━━ Data records

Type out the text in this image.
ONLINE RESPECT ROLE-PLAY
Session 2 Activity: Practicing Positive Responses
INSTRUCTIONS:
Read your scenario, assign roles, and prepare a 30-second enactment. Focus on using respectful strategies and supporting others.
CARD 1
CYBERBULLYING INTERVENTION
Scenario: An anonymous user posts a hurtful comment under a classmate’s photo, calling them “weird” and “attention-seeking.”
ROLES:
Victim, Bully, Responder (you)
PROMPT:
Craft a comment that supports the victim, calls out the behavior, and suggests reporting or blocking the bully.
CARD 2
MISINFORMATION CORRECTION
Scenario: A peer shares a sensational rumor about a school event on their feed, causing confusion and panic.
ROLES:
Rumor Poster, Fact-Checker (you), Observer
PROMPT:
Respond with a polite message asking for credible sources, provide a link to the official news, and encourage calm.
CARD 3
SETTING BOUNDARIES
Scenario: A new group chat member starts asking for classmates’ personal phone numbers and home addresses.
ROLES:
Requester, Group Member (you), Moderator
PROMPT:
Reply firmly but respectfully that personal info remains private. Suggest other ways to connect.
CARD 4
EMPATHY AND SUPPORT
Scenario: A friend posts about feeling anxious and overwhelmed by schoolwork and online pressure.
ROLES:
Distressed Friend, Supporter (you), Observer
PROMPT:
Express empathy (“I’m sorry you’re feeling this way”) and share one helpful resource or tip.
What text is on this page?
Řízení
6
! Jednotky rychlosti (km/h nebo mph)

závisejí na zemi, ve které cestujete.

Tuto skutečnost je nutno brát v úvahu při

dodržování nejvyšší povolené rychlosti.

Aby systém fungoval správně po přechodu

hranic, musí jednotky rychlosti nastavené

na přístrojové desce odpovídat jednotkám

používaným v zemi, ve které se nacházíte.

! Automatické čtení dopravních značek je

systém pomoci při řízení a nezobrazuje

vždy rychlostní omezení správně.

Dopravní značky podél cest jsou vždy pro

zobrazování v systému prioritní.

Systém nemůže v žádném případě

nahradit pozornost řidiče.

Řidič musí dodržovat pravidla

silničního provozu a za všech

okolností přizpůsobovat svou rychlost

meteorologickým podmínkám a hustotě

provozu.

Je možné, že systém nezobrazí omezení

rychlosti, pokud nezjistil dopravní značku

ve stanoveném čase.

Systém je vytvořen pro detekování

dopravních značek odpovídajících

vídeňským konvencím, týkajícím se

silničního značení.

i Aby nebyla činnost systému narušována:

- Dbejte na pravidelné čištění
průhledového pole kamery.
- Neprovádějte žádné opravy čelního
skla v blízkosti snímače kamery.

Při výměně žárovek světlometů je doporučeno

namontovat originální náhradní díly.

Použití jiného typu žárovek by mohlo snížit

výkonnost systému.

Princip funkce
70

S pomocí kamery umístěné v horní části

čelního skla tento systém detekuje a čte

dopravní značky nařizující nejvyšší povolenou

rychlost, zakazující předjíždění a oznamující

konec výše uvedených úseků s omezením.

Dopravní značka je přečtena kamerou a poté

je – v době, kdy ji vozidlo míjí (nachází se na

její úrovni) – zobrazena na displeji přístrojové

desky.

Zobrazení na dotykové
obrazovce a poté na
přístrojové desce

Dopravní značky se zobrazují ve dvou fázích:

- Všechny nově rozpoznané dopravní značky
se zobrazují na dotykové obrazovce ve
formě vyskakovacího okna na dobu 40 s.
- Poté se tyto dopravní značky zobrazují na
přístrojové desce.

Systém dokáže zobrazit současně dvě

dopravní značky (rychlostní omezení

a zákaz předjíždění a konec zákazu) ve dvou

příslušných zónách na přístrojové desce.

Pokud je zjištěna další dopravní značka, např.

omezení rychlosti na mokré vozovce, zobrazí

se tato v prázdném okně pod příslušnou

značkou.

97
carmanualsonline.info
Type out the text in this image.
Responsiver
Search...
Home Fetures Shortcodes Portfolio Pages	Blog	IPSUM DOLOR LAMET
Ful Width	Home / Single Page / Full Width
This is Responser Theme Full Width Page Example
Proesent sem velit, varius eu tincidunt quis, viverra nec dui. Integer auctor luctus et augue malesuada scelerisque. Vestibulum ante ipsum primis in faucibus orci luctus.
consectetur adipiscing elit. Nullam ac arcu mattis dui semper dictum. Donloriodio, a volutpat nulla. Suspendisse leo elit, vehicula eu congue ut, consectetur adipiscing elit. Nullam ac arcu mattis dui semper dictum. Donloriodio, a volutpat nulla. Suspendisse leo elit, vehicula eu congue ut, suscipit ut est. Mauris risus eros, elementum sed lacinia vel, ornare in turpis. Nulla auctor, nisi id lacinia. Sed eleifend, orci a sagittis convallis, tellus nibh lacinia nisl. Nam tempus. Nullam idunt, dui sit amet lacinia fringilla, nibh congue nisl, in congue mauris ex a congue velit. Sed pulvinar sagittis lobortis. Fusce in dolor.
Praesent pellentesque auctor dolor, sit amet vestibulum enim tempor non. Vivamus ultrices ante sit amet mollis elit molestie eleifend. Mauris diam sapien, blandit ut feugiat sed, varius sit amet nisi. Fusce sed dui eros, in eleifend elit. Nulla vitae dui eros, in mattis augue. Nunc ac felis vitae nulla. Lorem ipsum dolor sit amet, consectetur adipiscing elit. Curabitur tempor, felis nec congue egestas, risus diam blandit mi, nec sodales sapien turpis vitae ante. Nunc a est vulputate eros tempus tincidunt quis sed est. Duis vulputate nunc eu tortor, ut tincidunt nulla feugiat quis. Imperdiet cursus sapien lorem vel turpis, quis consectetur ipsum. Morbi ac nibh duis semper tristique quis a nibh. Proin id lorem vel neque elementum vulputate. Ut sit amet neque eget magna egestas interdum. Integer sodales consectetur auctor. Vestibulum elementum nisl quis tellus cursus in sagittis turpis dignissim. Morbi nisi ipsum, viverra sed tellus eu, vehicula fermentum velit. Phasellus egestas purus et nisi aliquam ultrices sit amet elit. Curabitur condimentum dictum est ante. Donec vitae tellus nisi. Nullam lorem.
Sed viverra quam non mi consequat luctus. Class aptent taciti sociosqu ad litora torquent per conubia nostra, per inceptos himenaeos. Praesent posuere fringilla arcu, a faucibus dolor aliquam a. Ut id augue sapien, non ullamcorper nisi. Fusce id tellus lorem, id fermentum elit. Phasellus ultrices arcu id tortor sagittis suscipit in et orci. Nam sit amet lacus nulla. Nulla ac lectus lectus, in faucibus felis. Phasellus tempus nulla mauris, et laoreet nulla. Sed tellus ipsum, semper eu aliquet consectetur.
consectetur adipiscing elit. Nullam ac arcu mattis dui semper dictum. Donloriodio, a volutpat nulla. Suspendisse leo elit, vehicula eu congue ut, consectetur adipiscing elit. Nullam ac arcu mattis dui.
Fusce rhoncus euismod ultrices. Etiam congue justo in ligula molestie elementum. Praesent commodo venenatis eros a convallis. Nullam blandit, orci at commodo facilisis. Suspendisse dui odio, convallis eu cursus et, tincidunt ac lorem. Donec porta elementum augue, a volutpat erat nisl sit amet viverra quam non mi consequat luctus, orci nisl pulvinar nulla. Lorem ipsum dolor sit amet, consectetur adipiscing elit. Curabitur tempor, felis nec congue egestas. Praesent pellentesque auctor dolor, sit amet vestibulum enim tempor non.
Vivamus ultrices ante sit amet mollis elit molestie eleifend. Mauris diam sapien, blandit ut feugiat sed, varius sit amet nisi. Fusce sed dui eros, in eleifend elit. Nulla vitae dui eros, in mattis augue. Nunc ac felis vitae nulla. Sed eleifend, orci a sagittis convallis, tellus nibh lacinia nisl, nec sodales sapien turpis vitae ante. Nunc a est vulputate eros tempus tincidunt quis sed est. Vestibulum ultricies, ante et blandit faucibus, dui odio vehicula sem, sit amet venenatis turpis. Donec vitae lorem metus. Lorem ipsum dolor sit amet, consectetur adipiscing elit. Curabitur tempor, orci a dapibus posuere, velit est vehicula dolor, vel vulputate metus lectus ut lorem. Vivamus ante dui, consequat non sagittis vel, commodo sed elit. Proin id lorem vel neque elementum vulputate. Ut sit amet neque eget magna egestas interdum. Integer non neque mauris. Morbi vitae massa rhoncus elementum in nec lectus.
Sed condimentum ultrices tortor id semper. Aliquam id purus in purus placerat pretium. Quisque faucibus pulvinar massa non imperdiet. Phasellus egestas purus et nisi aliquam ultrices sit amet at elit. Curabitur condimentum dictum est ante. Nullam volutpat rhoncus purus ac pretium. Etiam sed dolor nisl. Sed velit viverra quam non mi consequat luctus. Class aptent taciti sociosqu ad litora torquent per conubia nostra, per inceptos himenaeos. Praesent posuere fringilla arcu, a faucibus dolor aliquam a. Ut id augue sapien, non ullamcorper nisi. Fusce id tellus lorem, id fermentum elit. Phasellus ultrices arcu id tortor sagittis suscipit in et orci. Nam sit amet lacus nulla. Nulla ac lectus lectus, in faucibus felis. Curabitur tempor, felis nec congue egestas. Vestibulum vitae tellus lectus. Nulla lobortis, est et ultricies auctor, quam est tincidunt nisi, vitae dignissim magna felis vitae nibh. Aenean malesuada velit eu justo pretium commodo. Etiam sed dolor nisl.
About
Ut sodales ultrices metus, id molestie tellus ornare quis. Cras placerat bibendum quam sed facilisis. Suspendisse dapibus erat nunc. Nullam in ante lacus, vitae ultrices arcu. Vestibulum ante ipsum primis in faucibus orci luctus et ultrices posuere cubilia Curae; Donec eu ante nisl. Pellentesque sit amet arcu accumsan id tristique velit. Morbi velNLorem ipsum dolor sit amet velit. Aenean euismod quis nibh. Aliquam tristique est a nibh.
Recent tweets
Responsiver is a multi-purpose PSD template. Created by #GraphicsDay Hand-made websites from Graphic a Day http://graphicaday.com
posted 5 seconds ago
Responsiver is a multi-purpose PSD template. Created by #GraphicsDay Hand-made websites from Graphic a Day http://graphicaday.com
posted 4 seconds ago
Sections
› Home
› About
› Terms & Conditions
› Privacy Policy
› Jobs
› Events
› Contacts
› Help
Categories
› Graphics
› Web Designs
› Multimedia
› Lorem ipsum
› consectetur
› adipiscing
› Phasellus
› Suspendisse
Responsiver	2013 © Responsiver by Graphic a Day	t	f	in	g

━━━━

§ Task details: All lines above with "konec" in them should be returned.

§ Response to this task:
konec výše uvedených úseků s omezením.
a zákaz předjíždění a konec zákazu) ve dvou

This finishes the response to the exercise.